**What the exercise asks**.
Filter the data for lines with the word "Operational", then copy every line so identified.

Data entries:

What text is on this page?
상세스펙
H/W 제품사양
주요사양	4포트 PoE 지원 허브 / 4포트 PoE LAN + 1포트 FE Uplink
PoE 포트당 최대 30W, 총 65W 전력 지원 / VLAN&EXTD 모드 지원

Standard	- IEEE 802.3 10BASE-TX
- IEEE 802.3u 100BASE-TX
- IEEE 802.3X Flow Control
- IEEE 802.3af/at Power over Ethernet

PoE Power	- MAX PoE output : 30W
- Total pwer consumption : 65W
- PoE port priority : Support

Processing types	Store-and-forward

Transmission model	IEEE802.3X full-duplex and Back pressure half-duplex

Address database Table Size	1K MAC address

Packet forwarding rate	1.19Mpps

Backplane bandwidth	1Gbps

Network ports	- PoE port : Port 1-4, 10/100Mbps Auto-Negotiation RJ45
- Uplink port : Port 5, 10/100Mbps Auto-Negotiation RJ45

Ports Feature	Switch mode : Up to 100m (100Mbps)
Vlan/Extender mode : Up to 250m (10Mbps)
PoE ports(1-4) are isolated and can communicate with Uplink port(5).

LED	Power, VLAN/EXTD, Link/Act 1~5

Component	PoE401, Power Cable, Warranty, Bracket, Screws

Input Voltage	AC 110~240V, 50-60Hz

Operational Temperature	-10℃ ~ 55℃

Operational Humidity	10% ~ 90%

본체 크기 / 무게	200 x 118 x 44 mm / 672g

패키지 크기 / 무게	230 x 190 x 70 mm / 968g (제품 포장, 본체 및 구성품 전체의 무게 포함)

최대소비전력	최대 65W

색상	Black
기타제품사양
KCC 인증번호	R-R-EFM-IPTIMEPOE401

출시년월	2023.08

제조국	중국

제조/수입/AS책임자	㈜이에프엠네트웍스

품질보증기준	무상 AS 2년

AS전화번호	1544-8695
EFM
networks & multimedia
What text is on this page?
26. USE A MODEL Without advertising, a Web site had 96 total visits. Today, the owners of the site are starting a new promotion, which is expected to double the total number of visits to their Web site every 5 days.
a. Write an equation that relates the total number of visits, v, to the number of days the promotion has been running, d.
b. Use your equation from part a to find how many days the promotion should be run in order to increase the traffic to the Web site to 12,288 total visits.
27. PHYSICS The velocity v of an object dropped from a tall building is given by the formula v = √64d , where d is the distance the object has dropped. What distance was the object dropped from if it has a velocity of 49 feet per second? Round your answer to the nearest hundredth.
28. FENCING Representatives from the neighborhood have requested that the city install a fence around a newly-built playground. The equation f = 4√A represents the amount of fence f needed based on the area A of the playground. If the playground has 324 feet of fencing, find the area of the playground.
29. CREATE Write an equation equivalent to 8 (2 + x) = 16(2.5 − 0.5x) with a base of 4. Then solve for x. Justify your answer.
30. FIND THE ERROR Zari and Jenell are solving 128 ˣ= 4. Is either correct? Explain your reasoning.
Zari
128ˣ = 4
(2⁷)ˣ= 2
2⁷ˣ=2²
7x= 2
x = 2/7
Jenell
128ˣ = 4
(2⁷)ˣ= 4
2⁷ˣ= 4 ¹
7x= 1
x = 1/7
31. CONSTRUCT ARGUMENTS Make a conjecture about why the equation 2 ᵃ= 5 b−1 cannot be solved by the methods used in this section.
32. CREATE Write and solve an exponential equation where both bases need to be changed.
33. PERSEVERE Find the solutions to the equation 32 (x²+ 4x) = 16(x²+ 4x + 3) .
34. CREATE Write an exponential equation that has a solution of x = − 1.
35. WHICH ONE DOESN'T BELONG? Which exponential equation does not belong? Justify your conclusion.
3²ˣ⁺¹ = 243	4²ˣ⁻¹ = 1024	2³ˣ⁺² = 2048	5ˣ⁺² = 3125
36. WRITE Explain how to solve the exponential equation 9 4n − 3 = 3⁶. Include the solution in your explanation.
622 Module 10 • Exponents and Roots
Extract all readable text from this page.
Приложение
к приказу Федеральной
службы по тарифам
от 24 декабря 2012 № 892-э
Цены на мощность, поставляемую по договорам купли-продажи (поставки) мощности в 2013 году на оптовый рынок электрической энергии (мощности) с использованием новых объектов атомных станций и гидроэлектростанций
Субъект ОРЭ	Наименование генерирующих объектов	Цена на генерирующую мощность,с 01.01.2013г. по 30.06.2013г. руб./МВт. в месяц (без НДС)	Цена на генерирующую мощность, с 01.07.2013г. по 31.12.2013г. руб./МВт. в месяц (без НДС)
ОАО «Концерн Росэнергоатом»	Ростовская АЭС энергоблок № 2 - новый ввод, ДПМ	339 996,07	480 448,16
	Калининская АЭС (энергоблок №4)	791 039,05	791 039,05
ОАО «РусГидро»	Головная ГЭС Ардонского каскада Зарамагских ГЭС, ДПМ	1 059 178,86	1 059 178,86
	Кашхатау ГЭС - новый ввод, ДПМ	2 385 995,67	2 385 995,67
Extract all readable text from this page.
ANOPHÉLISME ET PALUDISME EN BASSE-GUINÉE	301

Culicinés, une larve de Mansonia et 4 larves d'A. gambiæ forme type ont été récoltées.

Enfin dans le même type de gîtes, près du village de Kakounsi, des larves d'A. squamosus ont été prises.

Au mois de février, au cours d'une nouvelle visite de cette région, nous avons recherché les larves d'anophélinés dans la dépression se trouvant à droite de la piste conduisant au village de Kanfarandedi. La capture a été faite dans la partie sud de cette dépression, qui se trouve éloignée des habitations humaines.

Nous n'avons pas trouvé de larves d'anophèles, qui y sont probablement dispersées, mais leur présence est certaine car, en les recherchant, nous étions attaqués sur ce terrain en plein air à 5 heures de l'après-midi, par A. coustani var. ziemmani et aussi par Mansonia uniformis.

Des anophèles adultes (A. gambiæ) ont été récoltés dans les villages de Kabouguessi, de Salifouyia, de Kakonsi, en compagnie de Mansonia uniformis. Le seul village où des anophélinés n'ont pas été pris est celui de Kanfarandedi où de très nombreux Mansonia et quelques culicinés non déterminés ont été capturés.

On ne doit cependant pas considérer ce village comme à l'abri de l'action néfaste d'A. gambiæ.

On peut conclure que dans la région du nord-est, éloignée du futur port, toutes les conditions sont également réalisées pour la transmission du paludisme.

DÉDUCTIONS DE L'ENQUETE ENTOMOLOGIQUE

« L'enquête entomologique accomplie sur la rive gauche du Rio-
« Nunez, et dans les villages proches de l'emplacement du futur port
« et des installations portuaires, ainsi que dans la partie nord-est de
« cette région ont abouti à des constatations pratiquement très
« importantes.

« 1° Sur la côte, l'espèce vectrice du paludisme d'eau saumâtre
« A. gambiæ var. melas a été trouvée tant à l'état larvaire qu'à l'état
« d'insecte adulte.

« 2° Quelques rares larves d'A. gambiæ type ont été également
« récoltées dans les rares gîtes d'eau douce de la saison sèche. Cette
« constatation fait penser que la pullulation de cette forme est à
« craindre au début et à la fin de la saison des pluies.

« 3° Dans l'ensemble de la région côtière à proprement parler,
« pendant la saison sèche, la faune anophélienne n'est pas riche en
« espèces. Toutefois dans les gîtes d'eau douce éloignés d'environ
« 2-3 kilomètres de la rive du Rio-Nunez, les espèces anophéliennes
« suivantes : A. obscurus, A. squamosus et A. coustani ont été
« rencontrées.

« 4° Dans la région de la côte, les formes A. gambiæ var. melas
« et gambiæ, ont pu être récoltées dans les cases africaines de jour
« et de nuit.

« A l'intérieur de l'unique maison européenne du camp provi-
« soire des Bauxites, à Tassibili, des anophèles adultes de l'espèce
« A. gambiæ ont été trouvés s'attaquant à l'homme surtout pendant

**Correct response**.
Operational Temperature	-10℃ ~ 55℃
Operational Humidity	10% ~ 90%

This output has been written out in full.